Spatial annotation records
---
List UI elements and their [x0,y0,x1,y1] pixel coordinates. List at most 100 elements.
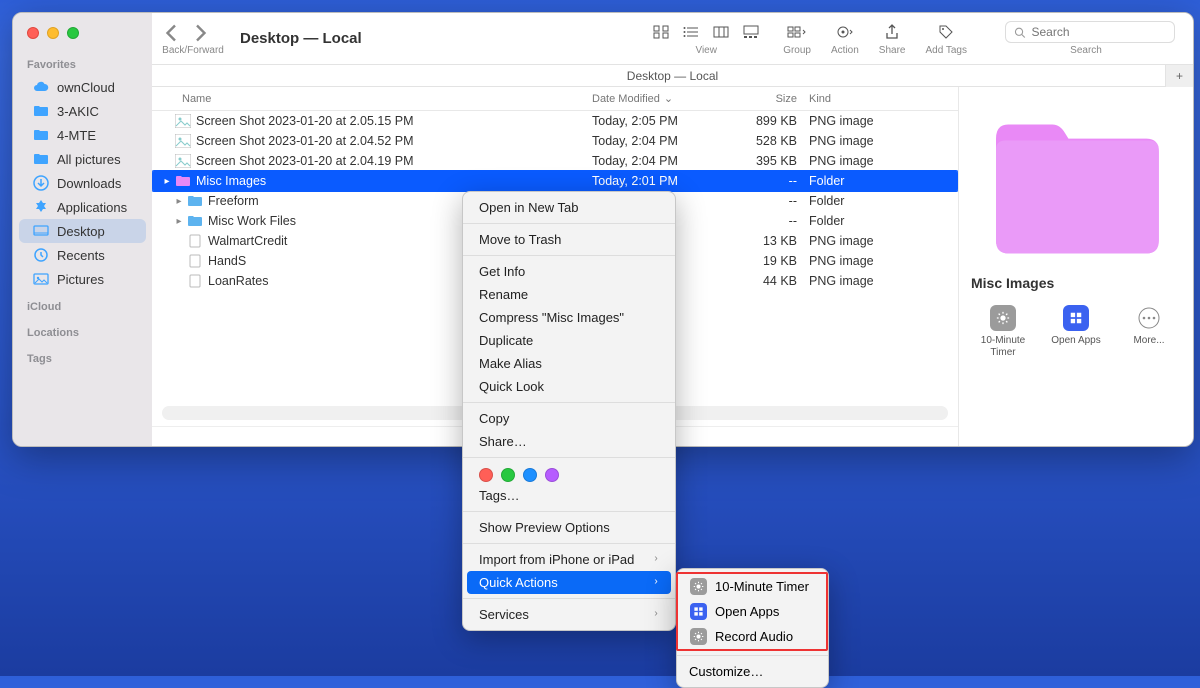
disclosure-triangle-icon[interactable]: ▸ [160,176,174,187]
gear-icon [690,578,707,595]
sidebar-item-applications[interactable]: Applications [19,195,146,219]
search-label: Search [1070,45,1102,56]
sidebar-item-label: 4-MTE [57,128,96,143]
cm-share[interactable]: Share… [463,430,675,453]
file-row[interactable]: ▸Screen Shot 2023-01-20 at 2.04.19 PMTod… [152,151,958,171]
tag-color-swatch[interactable] [545,468,559,482]
view-column-button[interactable] [709,21,733,43]
search-box[interactable] [1005,21,1175,43]
sidebar-section-tags: Tags [13,343,152,369]
file-row[interactable]: ▸Screen Shot 2023-01-20 at 2.04.52 PMTod… [152,131,958,151]
cm-duplicate[interactable]: Duplicate [463,329,675,352]
search-input[interactable] [1032,25,1167,39]
sidebar-item-label: Applications [57,200,127,215]
chevron-right-icon: › [653,577,659,588]
path-bar: Desktop — Local + [152,65,1193,87]
col-size-header[interactable]: Size [727,93,809,105]
back-button[interactable] [160,21,184,45]
sidebar-item-label: Pictures [57,272,104,287]
tags-button[interactable] [934,21,958,43]
cm-services[interactable]: Services› [463,603,675,626]
sidebar-item-3-akic[interactable]: 3-AKIC [19,99,146,123]
action-button[interactable] [833,21,857,43]
file-icon [174,113,192,129]
view-icon-button[interactable] [649,21,673,43]
file-kind: Folder [809,214,958,228]
qa-more[interactable]: More... [1119,305,1179,359]
tag-color-swatch[interactable] [523,468,537,482]
minimize-window-button[interactable] [47,27,59,39]
cm-rename[interactable]: Rename [463,283,675,306]
zoom-window-button[interactable] [67,27,79,39]
cm-open-new-tab[interactable]: Open in New Tab [463,196,675,219]
file-date: Today, 2:04 PM [592,154,727,168]
cm-quick-look[interactable]: Quick Look [463,375,675,398]
file-size: 13 KB [727,234,809,248]
sidebar-section-icloud: iCloud [13,291,152,317]
cm-import-iphone[interactable]: Import from iPhone or iPad› [463,548,675,571]
sidebar-item-label: All pictures [57,152,121,167]
preview-quick-actions: 10-Minute Timer Open Apps More... [969,305,1183,359]
file-kind: PNG image [809,134,958,148]
file-icon [186,213,204,229]
cm-move-to-trash[interactable]: Move to Trash [463,228,675,251]
close-window-button[interactable] [27,27,39,39]
cm-quick-actions[interactable]: Quick Actions› [467,571,671,594]
sidebar-item-all-pictures[interactable]: All pictures [19,147,146,171]
file-size: 395 KB [727,154,809,168]
disclosure-triangle-icon[interactable]: ▸ [172,196,186,207]
file-icon [186,233,204,249]
file-date: Today, 2:01 PM [592,174,727,188]
col-kind-header[interactable]: Kind [809,93,958,105]
sm-10-minute-timer[interactable]: 10-Minute Timer [678,574,826,599]
file-name: Screen Shot 2023-01-20 at 2.05.15 PM [196,114,592,128]
sidebar-item-recents[interactable]: Recents [19,243,146,267]
share-button[interactable] [880,21,904,43]
group-button[interactable] [785,21,809,43]
tags-label: Add Tags [925,45,967,56]
cm-preview-options[interactable]: Show Preview Options [463,516,675,539]
cm-make-alias[interactable]: Make Alias [463,352,675,375]
sidebar-item-4-mte[interactable]: 4-MTE [19,123,146,147]
forward-button[interactable] [188,21,212,45]
traffic-lights [13,21,152,49]
sidebar-item-owncloud[interactable]: ownCloud [19,75,146,99]
qa-open-apps[interactable]: Open Apps [1046,305,1106,359]
tag-color-swatch[interactable] [501,468,515,482]
cm-sep [463,255,675,256]
context-menu: Open in New Tab Move to Trash Get Info R… [462,191,676,631]
cm-sep [463,402,675,403]
view-list-button[interactable] [679,21,703,43]
tag-color-swatch[interactable] [479,468,493,482]
file-kind: Folder [809,174,958,188]
disclosure-triangle-icon[interactable]: ▸ [172,216,186,227]
nav-label: Back/Forward [162,45,224,56]
view-gallery-button[interactable] [739,21,763,43]
qa-timer[interactable]: 10-Minute Timer [973,305,1033,359]
sidebar-item-downloads[interactable]: Downloads [19,171,146,195]
cm-tags[interactable]: Tags… [463,484,675,507]
file-kind: PNG image [809,114,958,128]
cm-get-info[interactable]: Get Info [463,260,675,283]
sm-customize[interactable]: Customize… [677,660,828,683]
share-label: Share [879,45,906,56]
action-label: Action [831,45,859,56]
cm-copy[interactable]: Copy [463,407,675,430]
sm-record-audio[interactable]: Record Audio [678,624,826,649]
cm-compress[interactable]: Compress "Misc Images" [463,306,675,329]
folder-icon [33,103,49,119]
sidebar-item-pictures[interactable]: Pictures [19,267,146,291]
sidebar-item-desktop[interactable]: Desktop [19,219,146,243]
file-icon [174,173,192,189]
file-kind: PNG image [809,154,958,168]
col-name-header[interactable]: Name [182,93,592,105]
new-tab-button[interactable]: + [1165,65,1193,87]
sm-open-apps[interactable]: Open Apps [678,599,826,624]
search-icon [1014,26,1026,39]
col-date-header[interactable]: Date Modified⌄ [592,92,727,106]
path-text: Desktop — Local [627,69,718,83]
file-row[interactable]: ▸Misc ImagesToday, 2:01 PM--Folder [152,171,958,191]
window-title: Desktop — Local [240,30,362,47]
file-row[interactable]: ▸Screen Shot 2023-01-20 at 2.05.15 PMTod… [152,111,958,131]
file-size: -- [727,174,809,188]
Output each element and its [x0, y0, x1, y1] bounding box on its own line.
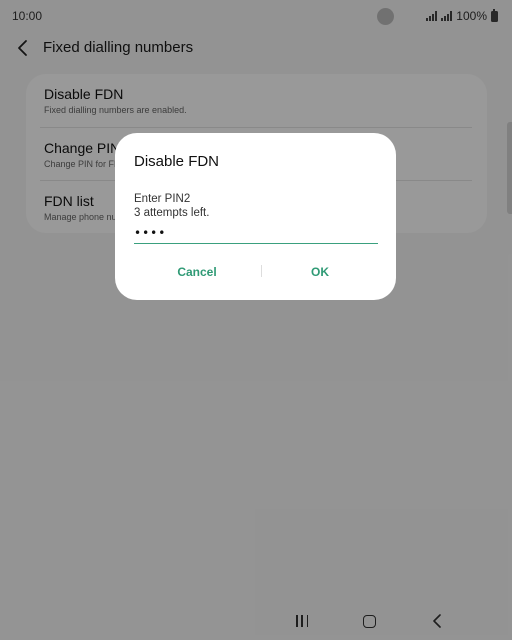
disable-fdn-dialog: Disable FDN Enter PIN2 3 attempts left. …	[115, 133, 396, 300]
dialog-scrim[interactable]	[0, 0, 512, 640]
pin-label: Enter PIN2	[134, 193, 191, 205]
pin2-input[interactable]	[134, 222, 378, 244]
cancel-button[interactable]: Cancel	[147, 257, 247, 287]
ok-button[interactable]: OK	[270, 257, 370, 287]
button-divider	[261, 265, 262, 277]
dialog-title: Disable FDN	[134, 153, 220, 170]
attempts-hint: 3 attempts left.	[134, 207, 210, 219]
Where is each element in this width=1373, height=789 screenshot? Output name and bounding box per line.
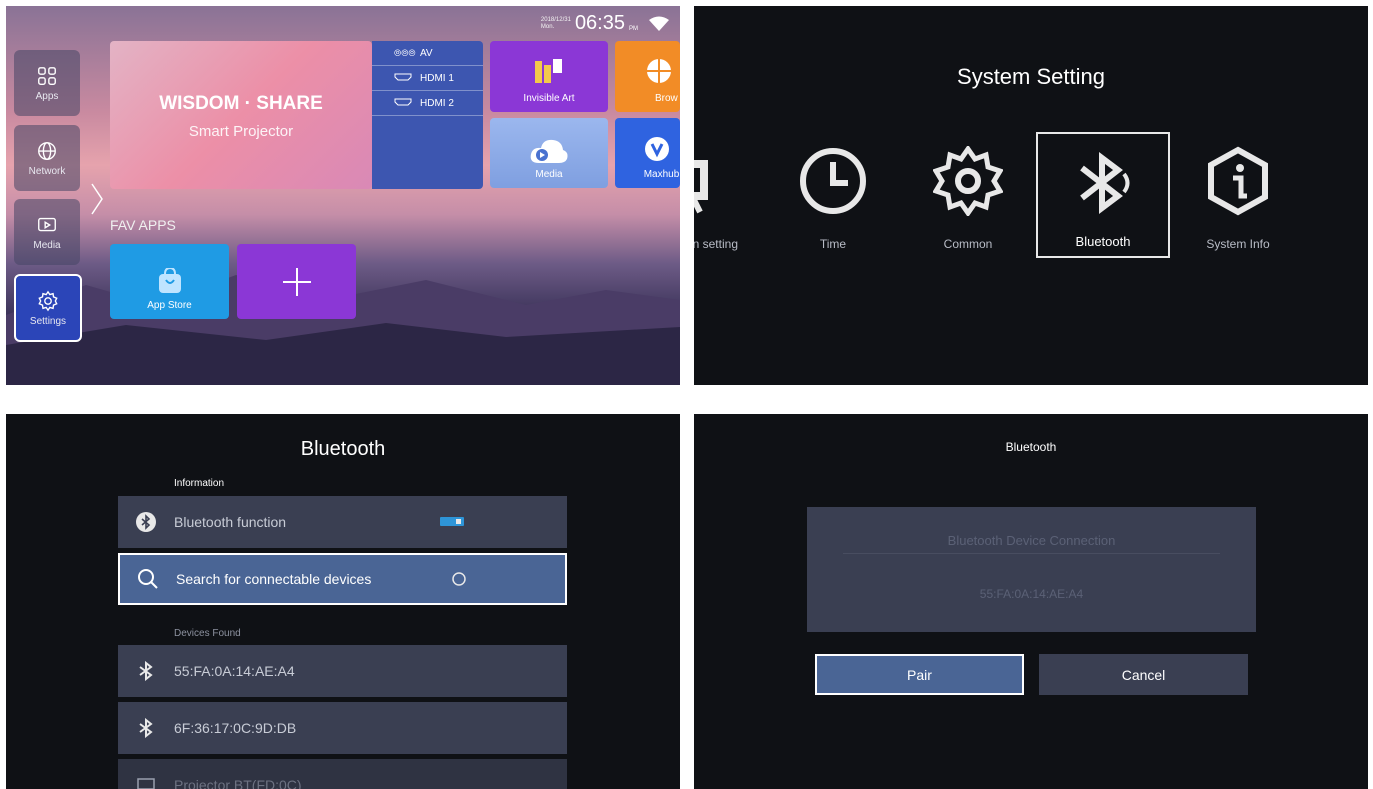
source-hdmi2[interactable]: HDMI 2 [372,91,483,116]
chevron-right-icon[interactable] [90,182,104,216]
maxhub-tile[interactable]: Maxhub [615,118,680,188]
sidebar-settings-button[interactable]: Settings [14,274,82,342]
bluetooth-setting-label: Bluetooth [1075,234,1131,249]
dialog-divider [843,553,1220,554]
device-connection-dialog: Bluetooth Device Connection 55:FA:0A:14:… [807,507,1256,632]
maxhub-label: Maxhub [643,169,680,180]
projection-setting-label: on setting [694,237,738,251]
common-setting-item[interactable]: Common [901,132,1035,258]
projector-icon [137,778,155,789]
clock-time: 06:35 [574,12,625,34]
loading-spinner-icon [452,572,466,586]
source-av[interactable]: ⦾⦾⦾ AV [372,41,483,66]
status-bar: 2018/12/31 Mon. 06:35 PM [541,12,670,35]
media-tile[interactable]: Media [490,118,608,188]
maxhub-icon [644,137,669,161]
sidebar-apps-button[interactable]: Apps [14,50,80,116]
source-hdmi1-label: HDMI 1 [420,72,454,84]
cloud-play-icon [530,139,568,163]
clock-ampm: PM [629,25,638,32]
sidebar-apps-label: Apps [35,90,59,102]
gear-icon [933,146,1003,216]
device-address: 55:FA:0A:14:AE:A4 [174,663,295,679]
date-text: 2018/12/31 [540,16,571,23]
globe-icon [38,141,56,160]
source-hdmi1[interactable]: HDMI 1 [372,66,483,91]
bluetooth-title: Bluetooth [300,438,386,460]
bluetooth-dialog-title: Bluetooth [1005,440,1057,454]
media-play-icon [38,217,56,231]
browser-label: Brow [655,93,678,104]
weekday-text: Mon. [540,23,555,30]
plus-icon [282,267,311,296]
sidebar-media-label: Media [33,239,61,251]
home-screen-panel: 2018/12/31 Mon. 06:35 PM Apps Network Me… [6,6,680,385]
browser-tile[interactable]: Brow [615,41,680,112]
bluetooth-icon [139,718,153,738]
info-icon [1208,146,1268,216]
pair-button[interactable]: Pair [815,654,1024,695]
sidebar-settings-label: Settings [29,315,67,327]
device-row[interactable]: 6F:36:17:0C:9D:DB [118,702,567,754]
bluetooth-list-panel: Bluetooth Information Bluetooth function… [6,414,680,789]
bluetooth-function-label: Bluetooth function [174,514,287,530]
system-info-label: System Info [1206,237,1270,251]
bluetooth-setting-item[interactable]: Bluetooth [1036,132,1170,258]
wifi-icon [649,16,669,31]
search-icon [138,569,158,589]
app-store-tile[interactable]: App Store [110,244,229,319]
invisible-art-label: Invisible Art [523,93,575,104]
search-devices-label: Search for connectable devices [176,571,372,587]
hero-title: WISDOM · SHARE [159,93,323,114]
projection-icon [694,160,708,214]
system-setting-panel: System Setting on setting Time Common Bl… [694,6,1368,385]
common-setting-label: Common [943,237,993,251]
system-info-item[interactable]: System Info [1171,132,1305,258]
time-setting-item[interactable]: Time [766,132,900,258]
clock-icon [800,148,866,214]
cancel-button[interactable]: Cancel [1039,654,1248,695]
av-ports-icon: ⦾⦾⦾ [394,47,416,58]
hdmi-icon [394,73,420,83]
hero-subtitle: Smart Projector [188,123,294,140]
media-tile-label: Media [535,169,563,180]
device-row[interactable]: 55:FA:0A:14:AE:A4 [118,645,567,697]
bluetooth-icon [139,661,153,681]
hero-banner[interactable]: WISDOM · SHARE Smart Projector [110,41,372,189]
sidebar-network-button[interactable]: Network [14,125,80,191]
devices-found-label: Devices Found [174,628,241,639]
shopping-bag-icon [158,268,181,293]
hdmi-icon [394,98,420,108]
sidebar-network-label: Network [28,165,66,177]
dialog-header: Bluetooth Device Connection [947,533,1116,548]
time-setting-label: Time [819,237,847,251]
date-display: 2018/12/31 Mon. [541,17,571,31]
device-address: Projector BT(FD:0C) [174,777,302,789]
input-sources-list: ⦾⦾⦾ AV HDMI 1 HDMI 2 [372,41,483,189]
invisible-art-tile[interactable]: Invisible Art [490,41,608,112]
sidebar-media-button[interactable]: Media [14,199,80,265]
add-app-button[interactable] [237,244,356,319]
bluetooth-icon [1080,152,1130,214]
fav-apps-heading: FAV APPS [110,217,176,233]
source-av-label: AV [420,47,433,59]
apps-grid-icon [38,66,56,85]
information-section-label: Information [174,478,225,489]
bluetooth-toggle[interactable] [440,517,464,526]
browser-icon [647,59,671,83]
source-hdmi2-label: HDMI 2 [420,97,454,109]
dialog-device-address: 55:FA:0A:14:AE:A4 [979,587,1084,601]
bluetooth-function-row[interactable]: Bluetooth function [118,496,567,548]
device-row[interactable]: Projector BT(FD:0C) [118,759,567,789]
invisible-art-icon [535,59,562,83]
bluetooth-pair-panel: Bluetooth Bluetooth Device Connection 55… [694,414,1368,789]
search-devices-row[interactable]: Search for connectable devices [118,553,567,605]
system-setting-title: System Setting [957,64,1105,89]
projection-setting-item[interactable]: on setting [694,132,768,258]
bluetooth-circle-icon [136,512,156,532]
device-address: 6F:36:17:0C:9D:DB [174,720,297,736]
app-store-label: App Store [147,300,192,311]
gear-icon [38,290,58,311]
---
### WHAT IS REQUIRED
Copy the lines above word for word, starting at the line that contains "source-hdmi2[interactable]: HDMI 2" and ending at the line that contains "projector-icon [137,778,155,789]".

### TASK OUTPUT
source-hdmi2[interactable]: HDMI 2 [372,91,483,116]
chevron-right-icon[interactable] [90,182,104,216]
maxhub-tile[interactable]: Maxhub [615,118,680,188]
sidebar-settings-button[interactable]: Settings [14,274,82,342]
bluetooth-setting-label: Bluetooth [1075,234,1131,249]
dialog-divider [843,553,1220,554]
device-connection-dialog: Bluetooth Device Connection 55:FA:0A:14:… [807,507,1256,632]
maxhub-label: Maxhub [643,169,680,180]
projection-setting-label: on setting [694,237,738,251]
common-setting-item[interactable]: Common [901,132,1035,258]
projector-icon [137,778,155,789]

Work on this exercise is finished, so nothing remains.